MATERIAL PROVIDED:
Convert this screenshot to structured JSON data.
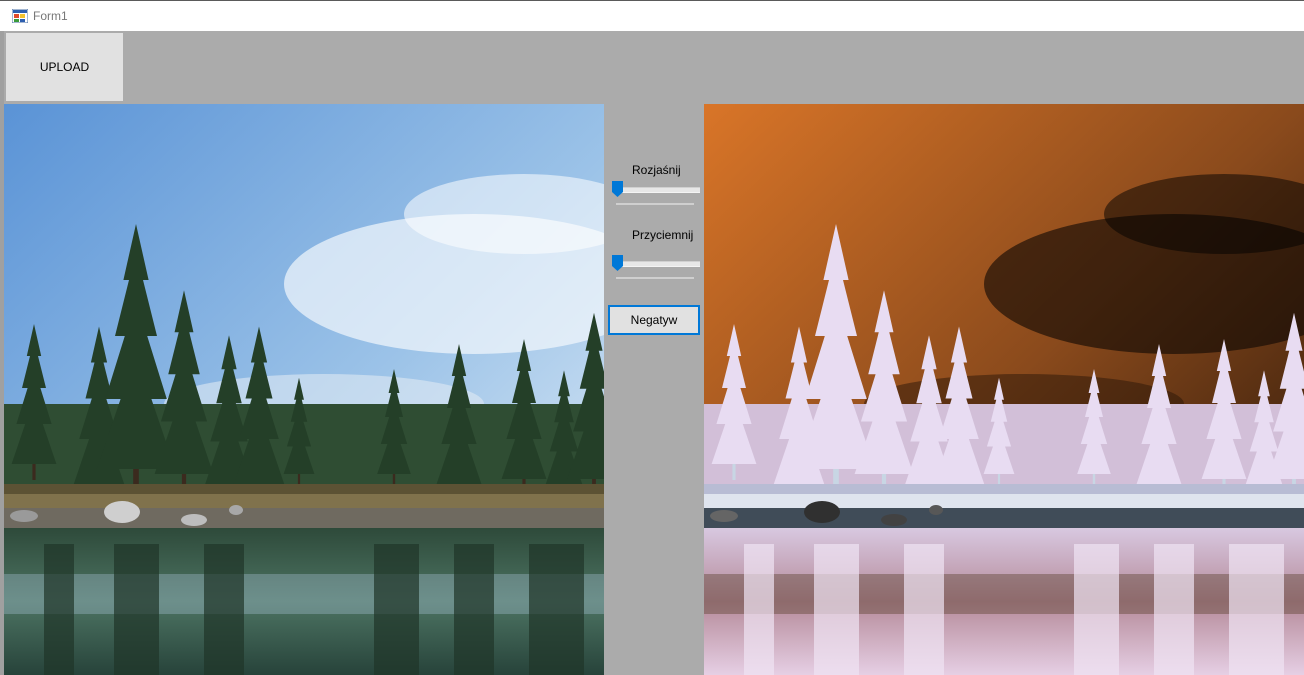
{
  "window": {
    "title": "Form1"
  },
  "toolbar": {
    "upload_label": "UPLOAD"
  },
  "controls": {
    "brighten": {
      "label": "Rozjaśnij",
      "value": 0
    },
    "darken": {
      "label": "Przyciemnij",
      "value": 0
    },
    "negative_label": "Negatyw"
  },
  "images": {
    "original": {
      "description_icon": "landscape-photo"
    },
    "processed": {
      "description_icon": "negative-photo"
    }
  },
  "colors": {
    "accent": "#0078d7",
    "form_background": "#ababab",
    "button_face": "#e1e1e1"
  }
}
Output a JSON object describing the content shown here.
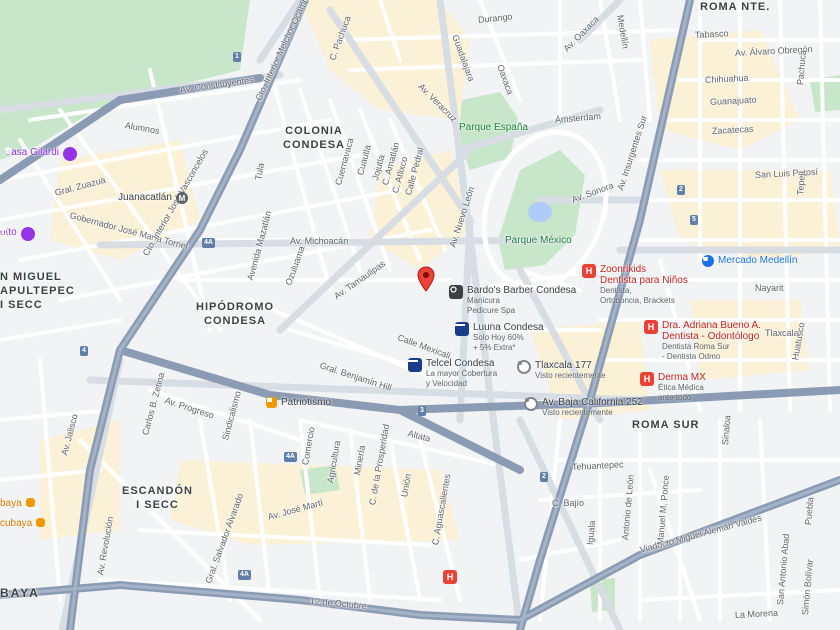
{
  "colors": {
    "background": "#f1f3f4",
    "street": "#ffffff",
    "avenue": "#d7dde3",
    "highway": "#8a9bb3",
    "park": "#c8e6c9",
    "commercial": "#fbf1d7",
    "hospital": "#ea4335",
    "pin": "#ea4335"
  },
  "neighborhoods": {
    "colonia_condesa": "COLONIA\nCONDESA",
    "hipodromo_condesa": "HIPÓDROMO\nCONDESA",
    "roma_sur": "ROMA SUR",
    "escandon": "ESCANDÓN\nI SECC",
    "san_miguel": "N MIGUEL\nAPULTEPEC\nI SECC",
    "roma_nte": "ROMA NTE."
  },
  "parks": {
    "parque_espana": "Parque España",
    "parque_mexico": "Parque México"
  },
  "pois": {
    "casa_gilardi": {
      "name": "Casa Gilardi",
      "icon": "museum-icon"
    },
    "utto": {
      "name": "utto",
      "icon": "museum-icon"
    },
    "juanacatlan": {
      "name": "Juanacatlán",
      "icon": "metro-icon"
    },
    "patriotismo": {
      "name": "Patriotismo",
      "icon": "metrobus-icon"
    },
    "bardos": {
      "name": "Bardo's Barber Condesa",
      "sub1": "Manicura",
      "sub2": "Pedicure Spa",
      "icon": "camera-icon"
    },
    "luuna": {
      "name": "Luuna Condesa",
      "sub1": "Solo Hoy 60%",
      "sub2": "+ 5% Extra*",
      "icon": "store-icon"
    },
    "telcel": {
      "name": "Telcel Condesa",
      "sub1": "La mayor Cobertura",
      "sub2": "y Velocidad",
      "icon": "store-icon"
    },
    "tlaxcala": {
      "name": "Tlaxcala 177",
      "sub1": "Visto recientemente",
      "icon": "history-icon"
    },
    "baja_california": {
      "name": "Av. Baja California 252",
      "sub1": "Visto recientemente",
      "icon": "history-icon"
    },
    "zoonrikids": {
      "name": "Zoonrikids",
      "sub1": "Dentista para Niños",
      "sub2": "Dentista,",
      "sub3": "Ortodoncia, Brackets",
      "icon": "hospital-icon"
    },
    "dra_adriana": {
      "name": "Dra. Adriana Bueno A.",
      "sub1": "Dentista - Odontólogo",
      "sub2": "Dentista Roma Sur",
      "sub3": "- Dentista Odmo",
      "icon": "hospital-icon"
    },
    "derma_mx": {
      "name": "Derma MX",
      "sub1": "Ética Médica",
      "sub2": "ante todo",
      "icon": "hospital-icon"
    },
    "mercado_medellin": {
      "name": "Mercado Medellín",
      "icon": "shop-icon"
    },
    "cubaya": {
      "name": "cubaya",
      "icon": "restaurant-icon"
    },
    "baya": {
      "name": "baya",
      "icon": "restaurant-icon"
    },
    "hospital_south": {
      "name": "",
      "icon": "hospital-icon"
    }
  },
  "streets": {
    "durango": "Durango",
    "oaxaca": "Av. Oaxaca",
    "medellin": "Medellín",
    "tabasco": "Tabasco",
    "alvaro_obregon": "Av. Álvaro Obregón",
    "chihuahua": "Chihuahua",
    "guanajuato": "Guanajuato",
    "zacatecas": "Zacatecas",
    "san_luis_potosi": "San Luis Potosí",
    "av_constituyentes": "Av. Constituyentes",
    "cto_interior_top": "Cto. Interior Melchor Ocampo",
    "c_pachuca": "C. Pachuca",
    "ave_veracruz": "Av. Veracruz",
    "guadalajara": "Guadalajara",
    "oaxaca2": "Oaxaca",
    "amsterdam": "Ámsterdam",
    "av_sonora": "Av. Sonora",
    "av_insurgentes": "Av. Insurgentes Sur",
    "alumnos": "Alumnos",
    "gral_zuazua": "Gral. Zuazua",
    "gobernador": "Gobernador José María Tornel",
    "cto_interior_west": "Cto. Interior José Vasconcelos",
    "tula": "Tula",
    "cuernavaca": "Cuernavaca",
    "cuautla": "Cuautla",
    "jojutla": "Jojutla",
    "c_amatlan": "C. Amatlán",
    "c_atlixco": "C. Atlixco",
    "calle_pedral": "Calle Pedral",
    "av_michoacan": "Av. Michoacán",
    "avenida_mazatlan": "Avenida Mazatlán",
    "ozuluama": "Ozuluama",
    "av_tamaulipas": "Av. Tamaulipas",
    "av_nuevo_leon": "Av. Nuevo León",
    "nayarit": "Nayarit",
    "tlaxcala": "Tlaxcala",
    "huatusco": "Huatusco",
    "calle_mexicali": "Calle Mexicali",
    "gral_benjamin_hill": "Gral. Benjamín Hill",
    "altata": "Altata",
    "av_jalisco": "Av. Jalisco",
    "carlos_b_zetina": "Carlos B. Zetina",
    "av_progreso": "Av. Progreso",
    "sindicalismo": "Sindicalismo",
    "comercio": "Comercio",
    "agricultura": "Agricultura",
    "mineria": "Minería",
    "c_prosperidad": "C. de la Prosperidad",
    "union": "Unión",
    "c_baja": "C. Bajío",
    "tehuantepec": "Tehuantepec",
    "av_jose_marti": "Av. José Martí",
    "gral_salvador_alvarado": "Gral. Salvador Alvarado",
    "av_revolucion": "Av. Revolución",
    "doce_octubre": "12 de Octubre",
    "c_aguascalientes": "C. Aguascalientes",
    "viaducto": "Viaducto Miguel Alemán Valdés",
    "la_morena": "La Morena",
    "iguala": "Iguala",
    "antonio_de_leon": "Antonio de León",
    "manuel_m_ponce": "Manuel M. Ponce",
    "san_antonio": "San Antonio Abad",
    "simon_bolivar": "Simón Bolívar",
    "tepeji": "Tepeji",
    "puebla": "Puebla",
    "sinaloa": "Sinaloa",
    "pachuca_n": "Pachuca"
  },
  "route_badges": [
    "1",
    "2",
    "3",
    "4",
    "4A",
    "5"
  ]
}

EXERCISE:
Which lines contain the word "Gral"? Copy each of them.

REPLY TO THE EXERCISE:
    "gral_zuazua": "Gral. Zuazua",
    "gral_benjamin_hill": "Gral. Benjamín Hill",
    "gral_salvador_alvarado": "Gral. Salvador Alvarado",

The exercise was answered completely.